§ Data shown:
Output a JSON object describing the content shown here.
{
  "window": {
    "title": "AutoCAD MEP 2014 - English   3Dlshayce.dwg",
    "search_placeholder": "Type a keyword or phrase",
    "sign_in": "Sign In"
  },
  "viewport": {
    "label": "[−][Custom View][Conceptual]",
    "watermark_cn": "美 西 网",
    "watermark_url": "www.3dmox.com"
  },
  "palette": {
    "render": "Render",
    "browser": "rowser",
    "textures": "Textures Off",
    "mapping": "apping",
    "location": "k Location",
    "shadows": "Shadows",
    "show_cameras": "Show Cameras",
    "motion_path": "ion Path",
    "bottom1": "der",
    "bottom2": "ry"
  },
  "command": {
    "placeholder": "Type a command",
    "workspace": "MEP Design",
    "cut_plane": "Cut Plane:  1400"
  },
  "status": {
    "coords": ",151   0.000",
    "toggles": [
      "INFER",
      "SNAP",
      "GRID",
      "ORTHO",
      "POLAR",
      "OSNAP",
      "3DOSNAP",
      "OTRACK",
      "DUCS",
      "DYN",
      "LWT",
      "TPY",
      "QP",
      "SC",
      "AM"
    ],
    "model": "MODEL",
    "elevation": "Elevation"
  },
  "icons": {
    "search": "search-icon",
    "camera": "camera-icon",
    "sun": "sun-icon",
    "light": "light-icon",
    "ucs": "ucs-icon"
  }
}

§ Set task:
Copy out each record from above, exactly.

§ Final answer:
Output a JSON object describing the content shown here.
{
  "window": {
    "title": "AutoCAD MEP 2014 - English   3Dlshayce.dwg",
    "search_placeholder": "Type a keyword or phrase",
    "sign_in": "Sign In"
  },
  "viewport": {
    "label": "[−][Custom View][Conceptual]",
    "watermark_cn": "美 西 网",
    "watermark_url": "www.3dmox.com"
  },
  "palette": {
    "render": "Render",
    "browser": "rowser",
    "textures": "Textures Off",
    "mapping": "apping",
    "location": "k Location",
    "shadows": "Shadows",
    "show_cameras": "Show Cameras",
    "motion_path": "ion Path",
    "bottom1": "der",
    "bottom2": "ry"
  },
  "command": {
    "placeholder": "Type a command",
    "workspace": "MEP Design",
    "cut_plane": "Cut Plane:  1400"
  },
  "status": {
    "coords": ",151   0.000",
    "toggles": [
      "INFER",
      "SNAP",
      "GRID",
      "ORTHO",
      "POLAR",
      "OSNAP",
      "3DOSNAP",
      "OTRACK",
      "DUCS",
      "DYN",
      "LWT",
      "TPY",
      "QP",
      "SC",
      "AM"
    ],
    "model": "MODEL",
    "elevation": "Elevation"
  },
  "icons": {
    "search": "search-icon",
    "camera": "camera-icon",
    "sun": "sun-icon",
    "light": "light-icon",
    "ucs": "ucs-icon"
  }
}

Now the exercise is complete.